— START OF Provided records —

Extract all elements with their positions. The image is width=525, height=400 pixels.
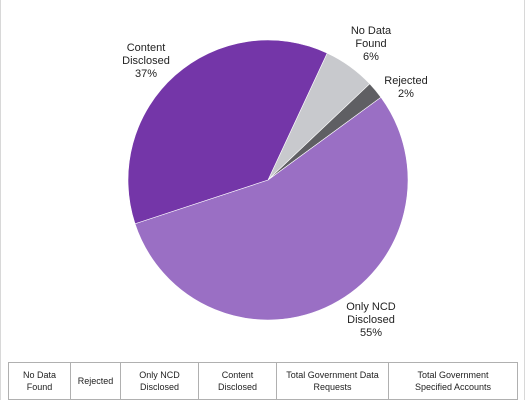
legend-cell-total-government-data-requests: Total Government Data Requests (276, 362, 389, 400)
legend-table: No Data Found Rejected Only NCD Disclosed Con… (8, 362, 518, 400)
slice-label-no-data-found: No Data Found 6% (351, 25, 392, 63)
legend-cell-content-disclosed: Content Disclosed (198, 362, 277, 400)
pie-chart: No Data Found 6% Rejected 2% Only NCD Disclose… (122, 25, 428, 339)
legend-cell-no-data-found: No Data Found (8, 362, 71, 400)
legend-cell-only-ncd-disclosed: Only NCD Disclosed (120, 362, 199, 400)
pie-slice-only-ncd-disclosed (134, 96, 409, 321)
slice-label-content-disclosed: Content Disclosed 37% (122, 42, 170, 80)
legend-cell-rejected: Rejected (70, 362, 121, 400)
slice-label-rejected: Rejected 2% (384, 75, 427, 100)
slice-label-only-ncd-disclosed: Only NCD Disclosed 55% (346, 301, 396, 339)
legend-cell-total-government-specified-accounts: Total Government Specified Accounts (388, 362, 518, 400)
legend-header-row: No Data Found Rejected Only NCD Disclosed Con… (8, 362, 518, 400)
pie-slices (127, 39, 409, 321)
frame-left-border (0, 0, 1, 400)
pie-labels: No Data Found 6% Rejected 2% Only NCD Disclose… (122, 25, 428, 339)
pie-slice-content-disclosed (127, 39, 328, 225)
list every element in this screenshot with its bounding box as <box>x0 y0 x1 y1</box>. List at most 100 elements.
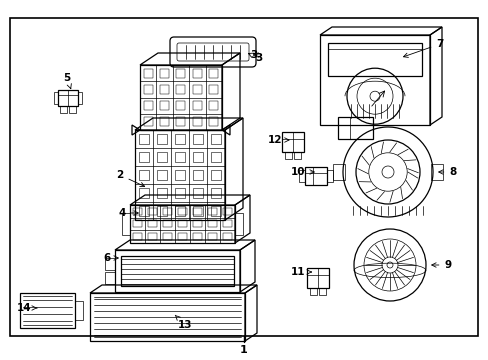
Text: 3: 3 <box>248 53 262 63</box>
Bar <box>105 272 115 284</box>
Bar <box>430 164 442 180</box>
Bar <box>143 85 152 94</box>
Bar <box>174 152 185 162</box>
Text: 12: 12 <box>267 135 288 145</box>
Bar <box>208 233 216 240</box>
Bar <box>192 134 203 144</box>
Text: 5: 5 <box>63 73 71 89</box>
Text: 2: 2 <box>116 170 144 186</box>
Bar <box>133 220 141 228</box>
Bar <box>60 106 67 113</box>
Text: 13: 13 <box>175 315 192 330</box>
Bar <box>176 117 185 126</box>
Bar <box>174 206 185 216</box>
Bar <box>210 152 221 162</box>
Bar <box>160 85 169 94</box>
Bar <box>210 170 221 180</box>
Bar <box>133 233 141 240</box>
Text: 6: 6 <box>103 253 118 263</box>
Bar <box>174 134 185 144</box>
Bar <box>163 208 171 215</box>
Bar <box>105 258 115 270</box>
Bar <box>208 220 216 228</box>
Bar <box>223 220 231 228</box>
Bar <box>223 208 231 215</box>
Bar <box>156 152 167 162</box>
Bar <box>193 208 201 215</box>
Bar <box>148 233 156 240</box>
Bar <box>133 208 141 215</box>
Bar <box>318 288 325 295</box>
Bar <box>178 208 186 215</box>
Text: 1: 1 <box>240 345 247 355</box>
Bar <box>176 101 185 110</box>
Bar <box>148 220 156 228</box>
Text: 11: 11 <box>290 267 311 277</box>
Text: 10: 10 <box>290 167 314 177</box>
Bar <box>209 68 218 77</box>
Bar <box>54 92 58 104</box>
Text: 8: 8 <box>438 167 456 177</box>
Bar <box>235 213 243 235</box>
Bar <box>10 18 477 336</box>
Bar <box>326 170 332 182</box>
Bar <box>143 101 152 110</box>
Bar <box>223 233 231 240</box>
Bar <box>293 152 301 159</box>
Bar <box>208 208 216 215</box>
Bar <box>138 170 149 180</box>
Bar <box>156 170 167 180</box>
Bar <box>193 220 201 228</box>
Bar <box>143 117 152 126</box>
Bar <box>192 170 203 180</box>
Bar <box>163 233 171 240</box>
Bar <box>138 188 149 198</box>
Bar <box>309 288 316 295</box>
Text: 3: 3 <box>250 50 258 60</box>
Bar <box>192 206 203 216</box>
Bar <box>306 268 328 288</box>
Bar <box>332 164 345 180</box>
Bar <box>174 170 185 180</box>
Text: 4: 4 <box>118 208 138 218</box>
Bar <box>148 208 156 215</box>
Bar <box>143 68 152 77</box>
Bar <box>209 101 218 110</box>
Bar <box>285 152 291 159</box>
Bar <box>69 106 76 113</box>
Bar <box>192 152 203 162</box>
Bar <box>176 68 185 77</box>
Bar <box>178 220 186 228</box>
Text: 7: 7 <box>403 39 443 57</box>
Bar <box>138 152 149 162</box>
Bar <box>160 117 169 126</box>
Bar <box>209 117 218 126</box>
Bar <box>156 188 167 198</box>
Bar <box>160 68 169 77</box>
Bar <box>174 188 185 198</box>
Bar <box>193 233 201 240</box>
Bar <box>156 206 167 216</box>
Text: 9: 9 <box>431 260 450 270</box>
Bar <box>210 206 221 216</box>
Bar <box>282 132 304 152</box>
Bar <box>138 206 149 216</box>
Bar <box>160 101 169 110</box>
Text: 14: 14 <box>17 303 37 313</box>
Bar <box>156 134 167 144</box>
Bar <box>192 68 202 77</box>
Bar <box>192 101 202 110</box>
Bar <box>192 117 202 126</box>
Bar <box>192 188 203 198</box>
Bar <box>78 92 82 104</box>
Bar <box>163 220 171 228</box>
Bar <box>210 134 221 144</box>
Bar <box>176 85 185 94</box>
Bar <box>192 85 202 94</box>
Bar <box>58 90 78 106</box>
Bar <box>305 167 326 185</box>
Bar <box>138 134 149 144</box>
Bar <box>122 213 130 235</box>
Bar <box>178 233 186 240</box>
Bar <box>298 170 305 182</box>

— END OF Provided records —

• [Required work]: Output every line of the items above without any change, leaving out the pictures.

• [Finished answer]:
Extract all elements with their positions. The image is width=525, height=400 pixels.
legend-cell-total-government-data-requests: Total Government Data Requests (276, 362, 389, 400)
legend-table: No Data Found Rejected Only NCD Disclosed Con… (8, 362, 518, 400)
slice-label-no-data-found: No Data Found 6% (351, 25, 392, 63)
legend-cell-content-disclosed: Content Disclosed (198, 362, 277, 400)
pie-chart: No Data Found 6% Rejected 2% Only NCD Disclose… (122, 25, 428, 339)
legend-cell-no-data-found: No Data Found (8, 362, 71, 400)
legend-cell-only-ncd-disclosed: Only NCD Disclosed (120, 362, 199, 400)
pie-slice-only-ncd-disclosed (134, 96, 409, 321)
slice-label-content-disclosed: Content Disclosed 37% (122, 42, 170, 80)
legend-cell-rejected: Rejected (70, 362, 121, 400)
slice-label-rejected: Rejected 2% (384, 75, 427, 100)
slice-label-only-ncd-disclosed: Only NCD Disclosed 55% (346, 301, 396, 339)
legend-cell-total-government-specified-accounts: Total Government Specified Accounts (388, 362, 518, 400)
legend-header-row: No Data Found Rejected Only NCD Disclosed Con… (8, 362, 518, 400)
pie-slices (127, 39, 409, 321)
frame-left-border (0, 0, 1, 400)
pie-labels: No Data Found 6% Rejected 2% Only NCD Disclose… (122, 25, 428, 339)
pie-slice-content-disclosed (127, 39, 328, 225)
list every element in this screenshot with its bounding box as <box>x0 y0 x1 y1</box>. List at most 100 elements.
Text: 3: 3 <box>248 53 262 63</box>
Bar <box>105 272 115 284</box>
Bar <box>430 164 442 180</box>
Bar <box>143 85 152 94</box>
Bar <box>174 152 185 162</box>
Text: 12: 12 <box>267 135 288 145</box>
Bar <box>208 233 216 240</box>
Bar <box>192 134 203 144</box>
Text: 5: 5 <box>63 73 71 89</box>
Text: 2: 2 <box>116 170 144 186</box>
Bar <box>133 220 141 228</box>
Bar <box>60 106 67 113</box>
Text: 13: 13 <box>175 315 192 330</box>
Bar <box>176 117 185 126</box>
Bar <box>174 206 185 216</box>
Bar <box>210 152 221 162</box>
Bar <box>160 85 169 94</box>
Bar <box>210 170 221 180</box>
Bar <box>133 233 141 240</box>
Text: 6: 6 <box>103 253 118 263</box>
Bar <box>174 134 185 144</box>
Bar <box>163 208 171 215</box>
Bar <box>105 258 115 270</box>
Bar <box>208 220 216 228</box>
Bar <box>223 220 231 228</box>
Bar <box>223 208 231 215</box>
Bar <box>156 152 167 162</box>
Bar <box>193 208 201 215</box>
Bar <box>148 233 156 240</box>
Bar <box>133 208 141 215</box>
Bar <box>318 288 325 295</box>
Bar <box>178 208 186 215</box>
Text: 1: 1 <box>240 345 247 355</box>
Bar <box>176 101 185 110</box>
Bar <box>148 220 156 228</box>
Text: 11: 11 <box>290 267 311 277</box>
Text: 10: 10 <box>290 167 314 177</box>
Bar <box>209 68 218 77</box>
Bar <box>54 92 58 104</box>
Text: 8: 8 <box>438 167 456 177</box>
Bar <box>235 213 243 235</box>
Bar <box>10 18 477 336</box>
Bar <box>326 170 332 182</box>
Bar <box>143 101 152 110</box>
Bar <box>223 233 231 240</box>
Bar <box>293 152 301 159</box>
Bar <box>208 208 216 215</box>
Bar <box>138 170 149 180</box>
Bar <box>156 170 167 180</box>
Bar <box>193 220 201 228</box>
Bar <box>143 117 152 126</box>
Bar <box>192 170 203 180</box>
Bar <box>163 233 171 240</box>
Bar <box>138 188 149 198</box>
Bar <box>309 288 316 295</box>
Text: 3: 3 <box>250 50 258 60</box>
Bar <box>192 206 203 216</box>
Bar <box>306 268 328 288</box>
Bar <box>332 164 345 180</box>
Bar <box>174 170 185 180</box>
Text: 4: 4 <box>118 208 138 218</box>
Bar <box>148 208 156 215</box>
Bar <box>143 68 152 77</box>
Bar <box>209 101 218 110</box>
Bar <box>285 152 291 159</box>
Bar <box>69 106 76 113</box>
Bar <box>192 152 203 162</box>
Bar <box>176 68 185 77</box>
Bar <box>178 220 186 228</box>
Text: 7: 7 <box>403 39 443 57</box>
Bar <box>138 152 149 162</box>
Bar <box>160 117 169 126</box>
Bar <box>209 117 218 126</box>
Bar <box>156 188 167 198</box>
Bar <box>160 68 169 77</box>
Bar <box>174 188 185 198</box>
Bar <box>193 233 201 240</box>
Bar <box>156 206 167 216</box>
Text: 9: 9 <box>431 260 450 270</box>
Bar <box>210 206 221 216</box>
Bar <box>282 132 304 152</box>
Bar <box>138 206 149 216</box>
Bar <box>160 101 169 110</box>
Text: 14: 14 <box>17 303 37 313</box>
Bar <box>156 134 167 144</box>
Bar <box>192 68 202 77</box>
Bar <box>192 101 202 110</box>
Bar <box>192 117 202 126</box>
Bar <box>192 188 203 198</box>
Bar <box>78 92 82 104</box>
Bar <box>163 220 171 228</box>
Bar <box>210 134 221 144</box>
Bar <box>176 85 185 94</box>
Bar <box>192 85 202 94</box>
Bar <box>58 90 78 106</box>
Bar <box>305 167 326 185</box>
Bar <box>138 134 149 144</box>
Bar <box>122 213 130 235</box>
Bar <box>178 233 186 240</box>
Bar <box>298 170 305 182</box>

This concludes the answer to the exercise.